(Task statement) Looking at the listing, state how many of its lines contain the string "ассигнования". Write only the number.

(Data for the task)

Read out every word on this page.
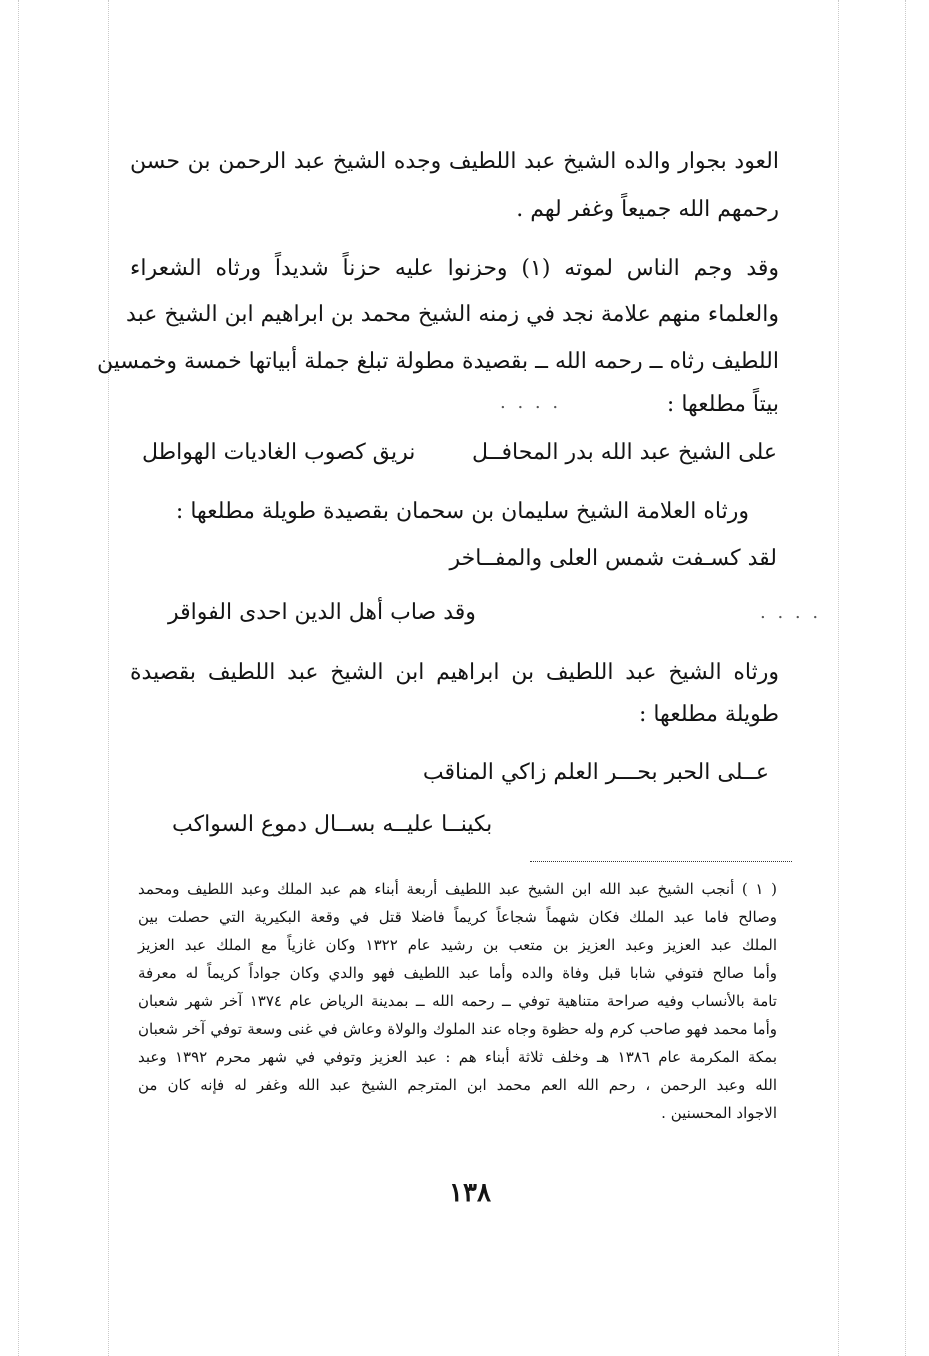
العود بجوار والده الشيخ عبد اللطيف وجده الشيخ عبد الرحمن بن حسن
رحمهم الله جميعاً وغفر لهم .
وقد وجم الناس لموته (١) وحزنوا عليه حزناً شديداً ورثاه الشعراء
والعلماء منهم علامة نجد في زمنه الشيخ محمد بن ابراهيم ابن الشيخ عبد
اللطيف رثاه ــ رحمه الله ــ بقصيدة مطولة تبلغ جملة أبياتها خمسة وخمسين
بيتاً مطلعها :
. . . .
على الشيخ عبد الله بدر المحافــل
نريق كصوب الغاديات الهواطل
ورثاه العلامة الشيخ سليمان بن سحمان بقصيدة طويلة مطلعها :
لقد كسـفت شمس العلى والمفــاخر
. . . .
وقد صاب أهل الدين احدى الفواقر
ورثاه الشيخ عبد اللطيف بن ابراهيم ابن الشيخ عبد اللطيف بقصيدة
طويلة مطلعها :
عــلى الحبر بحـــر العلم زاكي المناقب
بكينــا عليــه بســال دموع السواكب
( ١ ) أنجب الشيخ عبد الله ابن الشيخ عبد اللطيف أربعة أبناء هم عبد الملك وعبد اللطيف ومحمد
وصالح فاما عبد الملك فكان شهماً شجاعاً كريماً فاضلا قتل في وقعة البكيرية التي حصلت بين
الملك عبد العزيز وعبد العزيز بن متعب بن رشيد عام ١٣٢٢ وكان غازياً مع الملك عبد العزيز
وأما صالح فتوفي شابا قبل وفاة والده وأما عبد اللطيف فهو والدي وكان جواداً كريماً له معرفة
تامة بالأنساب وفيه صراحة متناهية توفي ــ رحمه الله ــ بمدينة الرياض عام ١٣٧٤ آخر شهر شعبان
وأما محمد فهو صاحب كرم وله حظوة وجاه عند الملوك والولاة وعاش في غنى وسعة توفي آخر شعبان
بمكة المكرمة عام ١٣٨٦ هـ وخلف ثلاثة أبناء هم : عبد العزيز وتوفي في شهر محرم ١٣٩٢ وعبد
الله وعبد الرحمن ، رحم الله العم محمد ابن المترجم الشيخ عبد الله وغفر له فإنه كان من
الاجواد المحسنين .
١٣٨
...
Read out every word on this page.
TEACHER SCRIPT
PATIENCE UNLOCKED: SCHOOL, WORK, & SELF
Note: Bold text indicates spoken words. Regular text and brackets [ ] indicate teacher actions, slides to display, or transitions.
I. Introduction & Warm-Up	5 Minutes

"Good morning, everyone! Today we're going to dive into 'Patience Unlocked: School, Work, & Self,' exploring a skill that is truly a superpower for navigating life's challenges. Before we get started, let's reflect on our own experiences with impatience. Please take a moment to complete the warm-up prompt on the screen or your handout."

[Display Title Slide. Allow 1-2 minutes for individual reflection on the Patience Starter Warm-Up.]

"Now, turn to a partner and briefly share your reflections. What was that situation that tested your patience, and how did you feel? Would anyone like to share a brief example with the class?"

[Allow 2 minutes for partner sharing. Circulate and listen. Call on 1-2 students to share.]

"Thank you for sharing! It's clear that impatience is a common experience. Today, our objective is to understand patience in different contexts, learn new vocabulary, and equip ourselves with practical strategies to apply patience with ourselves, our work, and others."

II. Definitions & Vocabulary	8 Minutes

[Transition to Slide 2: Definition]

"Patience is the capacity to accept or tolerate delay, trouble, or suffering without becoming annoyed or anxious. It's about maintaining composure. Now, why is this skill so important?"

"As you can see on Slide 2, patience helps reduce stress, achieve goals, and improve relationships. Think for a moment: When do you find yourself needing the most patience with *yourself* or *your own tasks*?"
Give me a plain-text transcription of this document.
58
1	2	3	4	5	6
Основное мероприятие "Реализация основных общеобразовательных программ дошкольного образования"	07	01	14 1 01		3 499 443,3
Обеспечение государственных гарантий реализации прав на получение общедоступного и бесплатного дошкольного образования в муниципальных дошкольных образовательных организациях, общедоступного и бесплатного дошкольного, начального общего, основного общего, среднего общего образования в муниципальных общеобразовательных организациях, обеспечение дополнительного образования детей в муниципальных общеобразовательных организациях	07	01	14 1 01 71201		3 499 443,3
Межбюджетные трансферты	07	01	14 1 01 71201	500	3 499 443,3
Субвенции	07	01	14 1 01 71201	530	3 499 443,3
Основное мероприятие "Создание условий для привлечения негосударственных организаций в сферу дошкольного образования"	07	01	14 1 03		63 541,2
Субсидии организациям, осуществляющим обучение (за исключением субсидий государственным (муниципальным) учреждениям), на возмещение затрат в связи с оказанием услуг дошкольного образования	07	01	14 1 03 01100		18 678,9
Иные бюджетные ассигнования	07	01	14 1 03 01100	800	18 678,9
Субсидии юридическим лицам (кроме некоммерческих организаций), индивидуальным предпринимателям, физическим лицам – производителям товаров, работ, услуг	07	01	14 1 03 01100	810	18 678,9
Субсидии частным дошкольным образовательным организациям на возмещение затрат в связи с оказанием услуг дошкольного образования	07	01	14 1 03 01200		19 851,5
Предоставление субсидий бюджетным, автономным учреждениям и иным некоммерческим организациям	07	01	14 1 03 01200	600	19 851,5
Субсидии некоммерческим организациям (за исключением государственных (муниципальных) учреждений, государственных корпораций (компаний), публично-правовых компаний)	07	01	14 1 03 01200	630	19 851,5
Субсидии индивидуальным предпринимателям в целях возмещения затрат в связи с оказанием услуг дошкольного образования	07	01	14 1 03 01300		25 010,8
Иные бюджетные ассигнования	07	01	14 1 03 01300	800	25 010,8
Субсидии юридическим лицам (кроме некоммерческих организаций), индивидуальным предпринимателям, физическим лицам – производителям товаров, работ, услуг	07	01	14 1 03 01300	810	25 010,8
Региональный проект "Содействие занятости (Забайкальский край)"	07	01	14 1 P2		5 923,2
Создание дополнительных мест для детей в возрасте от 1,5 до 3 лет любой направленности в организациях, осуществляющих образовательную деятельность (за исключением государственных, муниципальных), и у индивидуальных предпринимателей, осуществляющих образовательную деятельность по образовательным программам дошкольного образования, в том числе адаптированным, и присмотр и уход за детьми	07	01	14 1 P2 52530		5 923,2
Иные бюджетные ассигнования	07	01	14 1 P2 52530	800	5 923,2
* * *
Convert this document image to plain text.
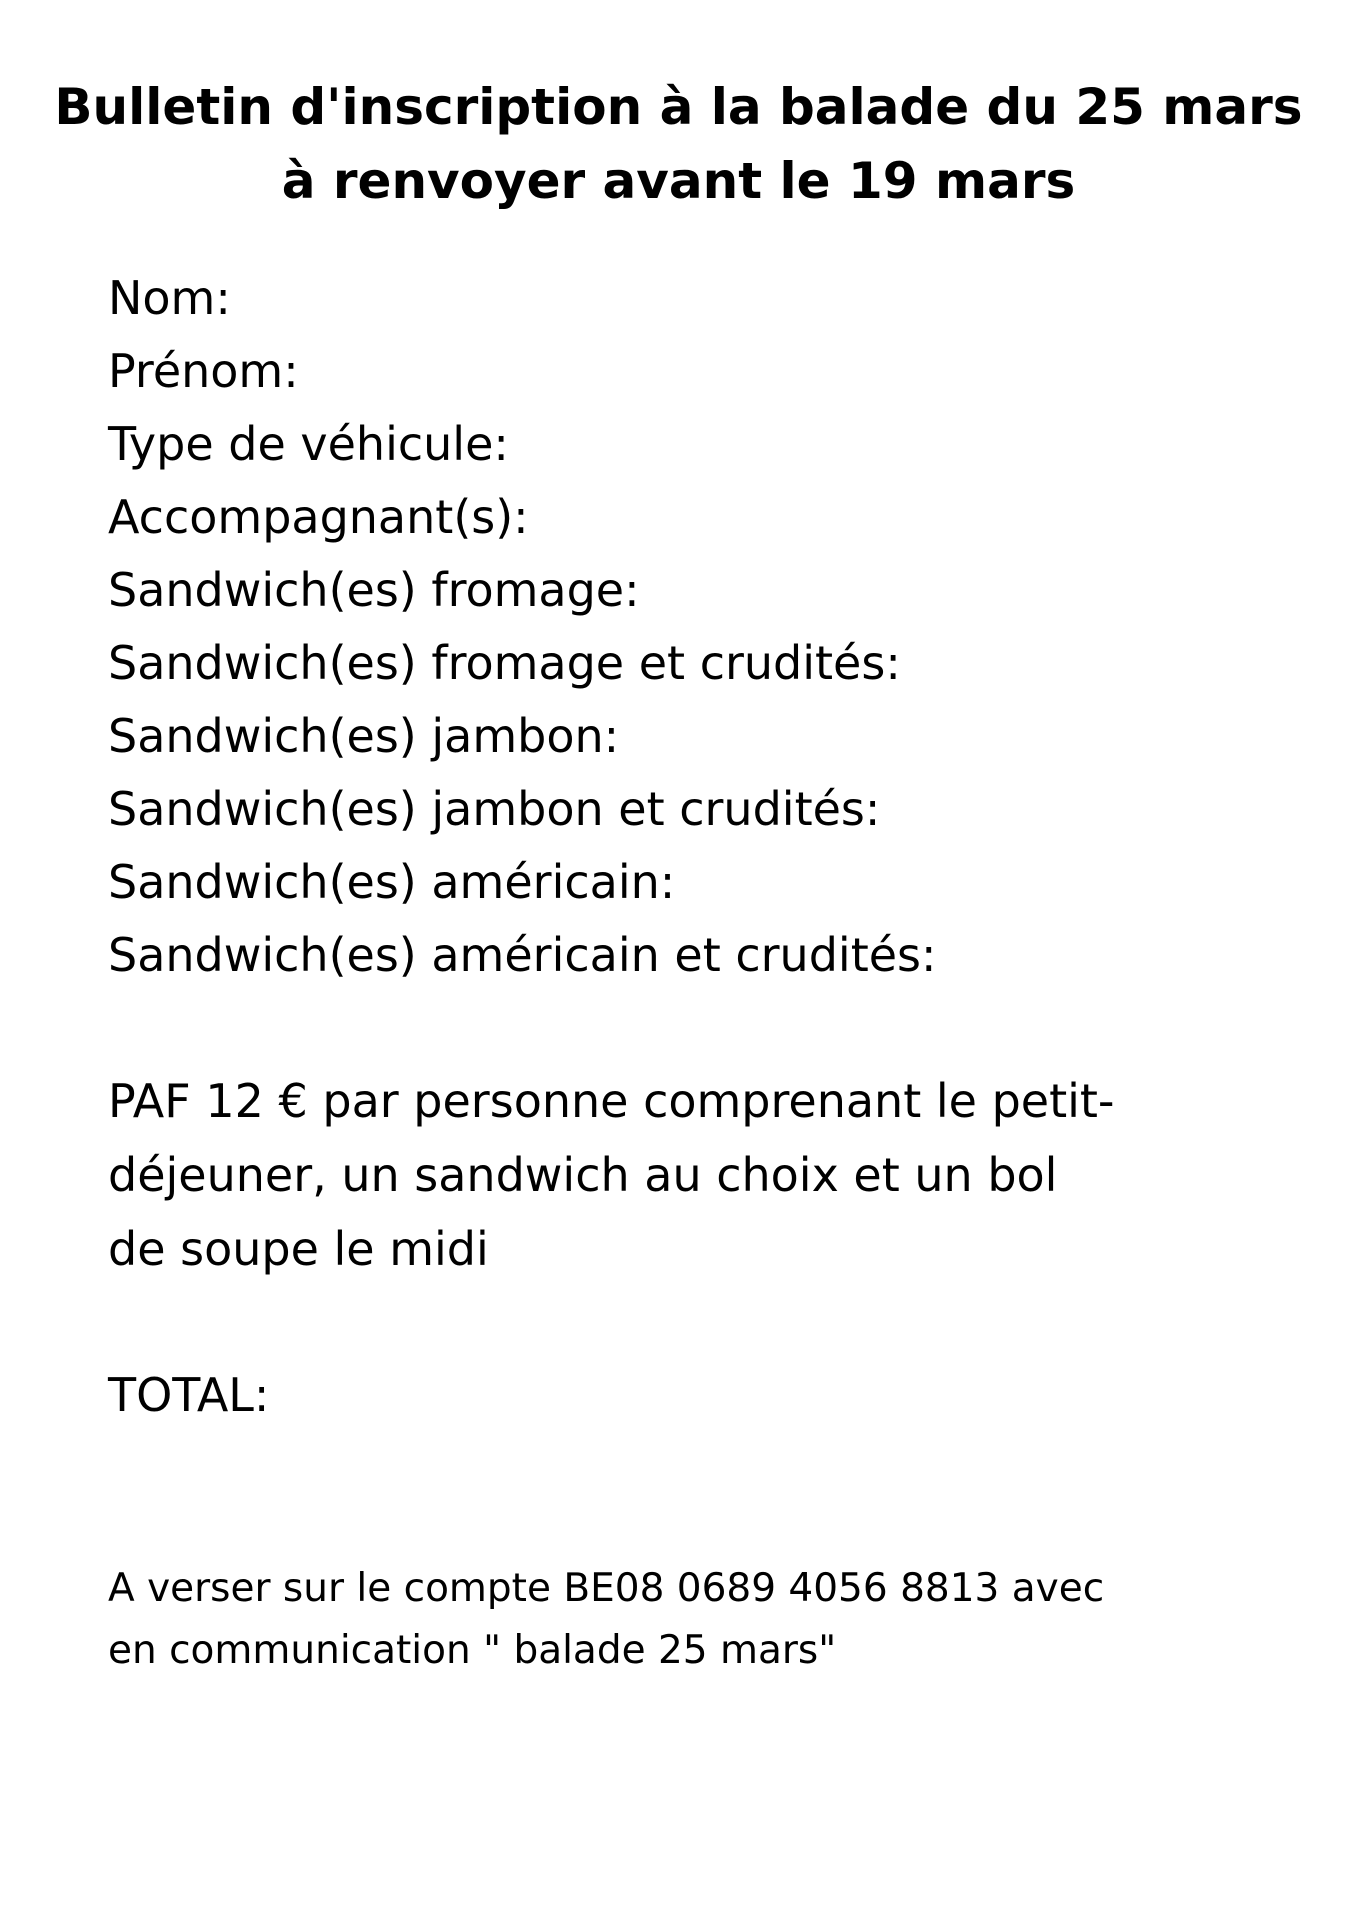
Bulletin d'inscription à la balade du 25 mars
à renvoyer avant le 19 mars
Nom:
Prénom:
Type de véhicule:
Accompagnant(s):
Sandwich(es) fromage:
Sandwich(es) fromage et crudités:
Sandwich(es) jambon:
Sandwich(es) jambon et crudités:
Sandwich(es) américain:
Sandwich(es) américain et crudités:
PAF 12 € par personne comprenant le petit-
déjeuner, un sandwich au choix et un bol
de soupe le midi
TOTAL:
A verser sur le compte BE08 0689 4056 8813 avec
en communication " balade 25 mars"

(Written response) 3